**Task objective:**
Quote the entries in full, character for character, without their images.

Provided information start

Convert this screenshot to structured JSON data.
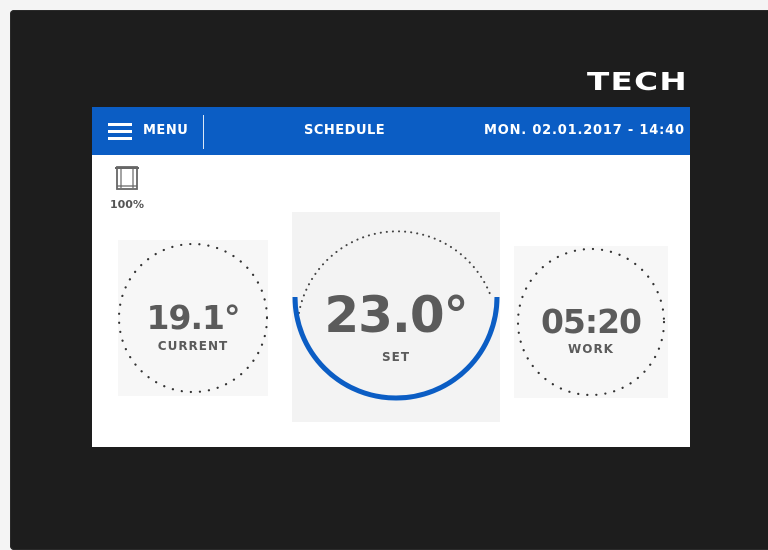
{
  "brand": {
    "logo_text": "TECH"
  },
  "topbar": {
    "menu_label": "MENU",
    "title": "SCHEDULE",
    "datetime": "MON. 02.01.2017 - 14:40"
  },
  "blind": {
    "icon": "window-blind-icon",
    "percent": "100%"
  },
  "current": {
    "value": "19.1°",
    "label": "CURRENT"
  },
  "set": {
    "value": "23.0°",
    "label": "SET"
  },
  "work": {
    "value": "05:20",
    "label": "WORK"
  },
  "colors": {
    "accent": "#0b5dc4",
    "device_frame": "#1d1d1d",
    "text_gray": "#5b5b5b",
    "screen_bg": "#ffffff"
  }
}
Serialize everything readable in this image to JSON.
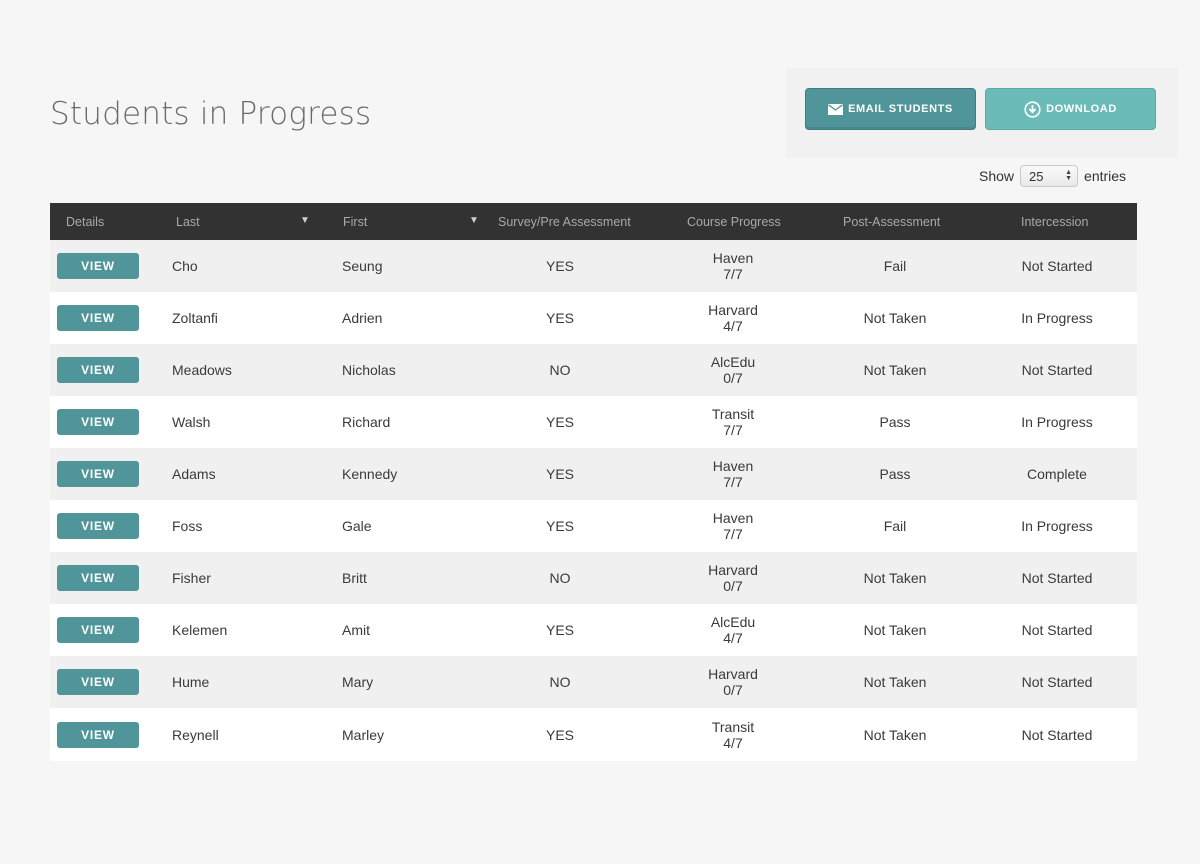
{
  "page": {
    "title": "Students in Progress"
  },
  "actions": {
    "email_label": "EMAIL STUDENTS",
    "download_label": "DOWNLOAD",
    "email_icon": "envelope-icon",
    "download_icon": "download-circle-icon"
  },
  "entries": {
    "show_label": "Show",
    "value": "25",
    "suffix_label": "entries"
  },
  "colors": {
    "accent": "#4f9599",
    "accent_light": "#6bbcb8",
    "header_bg": "#323232"
  },
  "table": {
    "columns": [
      "Details",
      "Last",
      "First",
      "Survey/Pre Assessment",
      "Course Progress",
      "Post-Assessment",
      "Intercession"
    ],
    "view_label": "VIEW",
    "rows": [
      {
        "last": "Cho",
        "first": "Seung",
        "survey": "YES",
        "course": "Haven",
        "progress": "7/7",
        "post": "Fail",
        "intercession": "Not Started"
      },
      {
        "last": "Zoltanfi",
        "first": "Adrien",
        "survey": "YES",
        "course": "Harvard",
        "progress": "4/7",
        "post": "Not Taken",
        "intercession": "In Progress"
      },
      {
        "last": "Meadows",
        "first": "Nicholas",
        "survey": "NO",
        "course": "AlcEdu",
        "progress": "0/7",
        "post": "Not Taken",
        "intercession": "Not Started"
      },
      {
        "last": "Walsh",
        "first": "Richard",
        "survey": "YES",
        "course": "Transit",
        "progress": "7/7",
        "post": "Pass",
        "intercession": "In Progress"
      },
      {
        "last": "Adams",
        "first": "Kennedy",
        "survey": "YES",
        "course": "Haven",
        "progress": "7/7",
        "post": "Pass",
        "intercession": "Complete"
      },
      {
        "last": "Foss",
        "first": "Gale",
        "survey": "YES",
        "course": "Haven",
        "progress": "7/7",
        "post": "Fail",
        "intercession": "In Progress"
      },
      {
        "last": "Fisher",
        "first": "Britt",
        "survey": "NO",
        "course": "Harvard",
        "progress": "0/7",
        "post": "Not Taken",
        "intercession": "Not Started"
      },
      {
        "last": "Kelemen",
        "first": "Amit",
        "survey": "YES",
        "course": "AlcEdu",
        "progress": "4/7",
        "post": "Not Taken",
        "intercession": "Not Started"
      },
      {
        "last": "Hume",
        "first": "Mary",
        "survey": "NO",
        "course": "Harvard",
        "progress": "0/7",
        "post": "Not Taken",
        "intercession": "Not Started"
      },
      {
        "last": "Reynell",
        "first": "Marley",
        "survey": "YES",
        "course": "Transit",
        "progress": "4/7",
        "post": "Not Taken",
        "intercession": "Not Started"
      }
    ]
  }
}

Provided information end

**Exercise answer:**
Convert this screenshot to structured JSON data.
{
  "brand": {
    "logo_text": "TECH"
  },
  "topbar": {
    "menu_label": "MENU",
    "title": "SCHEDULE",
    "datetime": "MON. 02.01.2017 - 14:40"
  },
  "blind": {
    "icon": "window-blind-icon",
    "percent": "100%"
  },
  "current": {
    "value": "19.1°",
    "label": "CURRENT"
  },
  "set": {
    "value": "23.0°",
    "label": "SET"
  },
  "work": {
    "value": "05:20",
    "label": "WORK"
  },
  "colors": {
    "accent": "#0b5dc4",
    "device_frame": "#1d1d1d",
    "text_gray": "#5b5b5b",
    "screen_bg": "#ffffff"
  }
}
Serialize everything readable in this image to JSON.
{
  "page": {
    "title": "Students in Progress"
  },
  "actions": {
    "email_label": "EMAIL STUDENTS",
    "download_label": "DOWNLOAD",
    "email_icon": "envelope-icon",
    "download_icon": "download-circle-icon"
  },
  "entries": {
    "show_label": "Show",
    "value": "25",
    "suffix_label": "entries"
  },
  "colors": {
    "accent": "#4f9599",
    "accent_light": "#6bbcb8",
    "header_bg": "#323232"
  },
  "table": {
    "columns": [
      "Details",
      "Last",
      "First",
      "Survey/Pre Assessment",
      "Course Progress",
      "Post-Assessment",
      "Intercession"
    ],
    "view_label": "VIEW",
    "rows": [
      {
        "last": "Cho",
        "first": "Seung",
        "survey": "YES",
        "course": "Haven",
        "progress": "7/7",
        "post": "Fail",
        "intercession": "Not Started"
      },
      {
        "last": "Zoltanfi",
        "first": "Adrien",
        "survey": "YES",
        "course": "Harvard",
        "progress": "4/7",
        "post": "Not Taken",
        "intercession": "In Progress"
      },
      {
        "last": "Meadows",
        "first": "Nicholas",
        "survey": "NO",
        "course": "AlcEdu",
        "progress": "0/7",
        "post": "Not Taken",
        "intercession": "Not Started"
      },
      {
        "last": "Walsh",
        "first": "Richard",
        "survey": "YES",
        "course": "Transit",
        "progress": "7/7",
        "post": "Pass",
        "intercession": "In Progress"
      },
      {
        "last": "Adams",
        "first": "Kennedy",
        "survey": "YES",
        "course": "Haven",
        "progress": "7/7",
        "post": "Pass",
        "intercession": "Complete"
      },
      {
        "last": "Foss",
        "first": "Gale",
        "survey": "YES",
        "course": "Haven",
        "progress": "7/7",
        "post": "Fail",
        "intercession": "In Progress"
      },
      {
        "last": "Fisher",
        "first": "Britt",
        "survey": "NO",
        "course": "Harvard",
        "progress": "0/7",
        "post": "Not Taken",
        "intercession": "Not Started"
      },
      {
        "last": "Kelemen",
        "first": "Amit",
        "survey": "YES",
        "course": "AlcEdu",
        "progress": "4/7",
        "post": "Not Taken",
        "intercession": "Not Started"
      },
      {
        "last": "Hume",
        "first": "Mary",
        "survey": "NO",
        "course": "Harvard",
        "progress": "0/7",
        "post": "Not Taken",
        "intercession": "Not Started"
      },
      {
        "last": "Reynell",
        "first": "Marley",
        "survey": "YES",
        "course": "Transit",
        "progress": "4/7",
        "post": "Not Taken",
        "intercession": "Not Started"
      }
    ]
  }
}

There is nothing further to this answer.